退火处理对汽车电池用储氢合金相结构与电化学性能的影响

doi:10.19964/j.issn.1006-4990.2024-0003

Abstract

Abstract:

In order to improve the electrochemical performance of hydrogen storage alloys for automotive battery cathodes，as-cast Y_0.2La_0.8Ni_3.2Al_0.2Mn_0.2 hydrogen storage alloys were annealed at 850~1 050 ℃ holding for 4 h，the phase composition，microstructure and electrochemical properties（charge discharge curve，pressure composition temperature curve，cycle curve，polarization curve，and rate discharge curve） of as-cast and annealed hydrogen storage alloys at different temperatures were compared and analyzed.The results showed that the as-cast and low-temperature（850，900 ℃） annealed Y_0.2La_0.8Ni_3.2Al_0.2Mn_0.2 hydrogen storage alloys were mainly composed of CaCu₅ type phase，Ce₂Ni₇/Gd₂Co₇ type phase，and Ce₅Co₁₉ type phase，the hydrogen storage alloys annealed at 950 ℃ and above were mainly composed of Ce₂Ni₇ type phase and Ce₅Co₁₉ type phase.The maximum abundance of Ce₂Ni₇ type phase was obtained at 950 ℃.C_max of annealed hydrogen storage alloys was higher than that of cast hydrogen storage alloys，and with the increase of annealing temperature，the maximum discharge capacity of annealed Y_0.2La_0.8Ni_3.2Al_0.2Mn_0.2 hydrogen storage alloy was firstly increased and then decreased，the C_max was achieved（372.6 mA·h/g） at 950 ℃.With the increase of annealing temperature，the high rate discharge performance of Y_0.2La_0.8Ni_3.2Al_0.2Mn_0.2 hydrogen storage alloy was firstly increased and then decreased.At the same discharge current density，the high rate discharge performance of Y_0.2La_0.8Ni_3.2Al_0.2Mn_0.2 hydrogen storage alloy annealed at 950 ℃ was the highest.The high rate discharge performance of Y_0.2La_0.8Ni_3.2Al_0.2Mn_0.2 hydrogen storage alloy was mainly controlled by the hydrogen diffusion coefficient D₀，Y_0.2La_0.8Ni_3.2Al_0.2Mn_0.2 hydrogen storage alloy with good electrochemical performance could be obtained by adjusting the annealing temperature，and the suitable annealing temperature was 950 ℃.
+-------+
▸ **JOB 1**: List every curve the annealing abstract names in parentheses as one of the electrochemical properties compared.
The annealing abstract and the listing are unrelated to each other.

▸ **PROVIDED ENTRIES**:
+-------+
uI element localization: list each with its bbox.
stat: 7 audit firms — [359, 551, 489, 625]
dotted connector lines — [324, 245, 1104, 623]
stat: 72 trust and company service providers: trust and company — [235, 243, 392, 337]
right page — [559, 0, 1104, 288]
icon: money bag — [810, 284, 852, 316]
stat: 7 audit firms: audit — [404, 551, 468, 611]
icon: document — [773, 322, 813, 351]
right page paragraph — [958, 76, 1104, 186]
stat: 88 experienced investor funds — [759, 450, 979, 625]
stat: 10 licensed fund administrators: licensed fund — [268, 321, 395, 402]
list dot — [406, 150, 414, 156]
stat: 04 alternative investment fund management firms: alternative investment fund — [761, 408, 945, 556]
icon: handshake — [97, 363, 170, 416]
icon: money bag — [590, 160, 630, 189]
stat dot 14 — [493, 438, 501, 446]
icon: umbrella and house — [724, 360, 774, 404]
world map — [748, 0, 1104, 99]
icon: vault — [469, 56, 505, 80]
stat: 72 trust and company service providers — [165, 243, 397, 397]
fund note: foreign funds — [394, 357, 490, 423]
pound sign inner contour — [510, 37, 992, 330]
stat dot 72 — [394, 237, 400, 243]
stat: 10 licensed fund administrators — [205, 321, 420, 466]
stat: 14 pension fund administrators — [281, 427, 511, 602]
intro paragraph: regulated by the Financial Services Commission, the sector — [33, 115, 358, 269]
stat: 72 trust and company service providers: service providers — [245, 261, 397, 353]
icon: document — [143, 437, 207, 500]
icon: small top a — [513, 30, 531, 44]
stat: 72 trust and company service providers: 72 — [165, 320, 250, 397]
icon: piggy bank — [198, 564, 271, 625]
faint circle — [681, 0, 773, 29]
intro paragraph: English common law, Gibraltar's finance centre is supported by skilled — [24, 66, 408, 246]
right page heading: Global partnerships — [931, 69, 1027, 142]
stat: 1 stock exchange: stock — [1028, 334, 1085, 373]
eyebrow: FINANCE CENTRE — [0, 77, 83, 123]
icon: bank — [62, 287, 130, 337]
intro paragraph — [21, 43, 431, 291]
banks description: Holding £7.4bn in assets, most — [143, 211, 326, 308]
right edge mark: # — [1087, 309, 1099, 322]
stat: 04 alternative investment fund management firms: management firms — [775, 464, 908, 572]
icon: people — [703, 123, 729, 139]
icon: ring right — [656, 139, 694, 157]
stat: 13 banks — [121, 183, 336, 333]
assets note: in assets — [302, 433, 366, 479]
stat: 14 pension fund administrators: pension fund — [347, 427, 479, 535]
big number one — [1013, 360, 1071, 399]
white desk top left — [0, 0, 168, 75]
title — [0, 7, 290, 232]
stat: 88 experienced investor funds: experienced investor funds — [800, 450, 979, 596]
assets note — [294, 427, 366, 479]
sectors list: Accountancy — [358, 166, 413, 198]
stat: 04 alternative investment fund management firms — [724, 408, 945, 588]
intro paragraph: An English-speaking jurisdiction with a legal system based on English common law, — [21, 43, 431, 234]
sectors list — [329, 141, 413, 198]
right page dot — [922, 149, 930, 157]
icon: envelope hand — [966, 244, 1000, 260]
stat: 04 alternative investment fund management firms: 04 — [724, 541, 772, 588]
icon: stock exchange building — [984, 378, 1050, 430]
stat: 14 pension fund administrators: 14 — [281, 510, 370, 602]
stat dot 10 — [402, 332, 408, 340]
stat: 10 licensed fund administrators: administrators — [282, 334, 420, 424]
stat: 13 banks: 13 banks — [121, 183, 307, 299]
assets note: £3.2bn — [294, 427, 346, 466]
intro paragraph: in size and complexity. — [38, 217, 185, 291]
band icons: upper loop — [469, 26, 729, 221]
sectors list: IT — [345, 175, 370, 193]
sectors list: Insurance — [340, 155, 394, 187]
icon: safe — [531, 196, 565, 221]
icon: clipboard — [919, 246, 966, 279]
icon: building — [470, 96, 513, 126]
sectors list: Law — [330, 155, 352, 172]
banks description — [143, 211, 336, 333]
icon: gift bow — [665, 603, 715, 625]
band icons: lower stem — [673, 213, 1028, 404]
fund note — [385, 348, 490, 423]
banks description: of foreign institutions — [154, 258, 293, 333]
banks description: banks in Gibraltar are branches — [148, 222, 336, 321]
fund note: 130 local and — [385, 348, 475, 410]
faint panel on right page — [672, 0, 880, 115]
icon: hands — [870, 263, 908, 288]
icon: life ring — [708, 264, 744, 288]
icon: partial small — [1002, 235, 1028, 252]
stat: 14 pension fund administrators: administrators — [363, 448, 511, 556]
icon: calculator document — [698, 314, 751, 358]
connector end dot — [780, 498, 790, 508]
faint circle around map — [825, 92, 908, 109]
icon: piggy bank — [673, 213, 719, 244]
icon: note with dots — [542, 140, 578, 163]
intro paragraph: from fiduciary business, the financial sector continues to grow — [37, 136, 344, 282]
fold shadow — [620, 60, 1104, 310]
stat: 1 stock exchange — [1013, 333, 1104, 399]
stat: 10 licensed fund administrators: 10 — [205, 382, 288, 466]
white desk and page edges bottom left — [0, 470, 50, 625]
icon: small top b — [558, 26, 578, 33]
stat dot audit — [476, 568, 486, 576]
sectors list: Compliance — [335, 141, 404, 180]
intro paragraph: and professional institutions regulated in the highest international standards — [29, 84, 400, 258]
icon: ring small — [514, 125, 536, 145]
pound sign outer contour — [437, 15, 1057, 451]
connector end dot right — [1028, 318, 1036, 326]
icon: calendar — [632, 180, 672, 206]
+-------+
▸ **JOB 2**: Rewrite everything in the listing from its first line down to and including the line containing "icon: money bag — [590, 160, 630, 189]", swapping "stat" for "figure" and keeping all else the same.

▸ **EXERCISE ANSWER 1**:
charge discharge curve
pressure composition temperature curve
cycle curve
polarization curve
rate discharge curve

▸ **EXERCISE ANSWER 2**:
uI element localization: list each with its bbox.
figure: 7 audit firms — [359, 551, 489, 625]
dotted connector lines — [324, 245, 1104, 623]
figure: 72 trust and company service providers: trust and company — [235, 243, 392, 337]
right page — [559, 0, 1104, 288]
icon: money bag — [810, 284, 852, 316]
figure: 7 audit firms: audit — [404, 551, 468, 611]
icon: document — [773, 322, 813, 351]
right page paragraph — [958, 76, 1104, 186]
figure: 88 experienced investor funds — [759, 450, 979, 625]
figure: 10 licensed fund administrators: licensed fund — [268, 321, 395, 402]
list dot — [406, 150, 414, 156]
figure: 04 alternative investment fund management firms: alternative investment fund — [761, 408, 945, 556]
icon: handshake — [97, 363, 170, 416]
icon: money bag — [590, 160, 630, 189]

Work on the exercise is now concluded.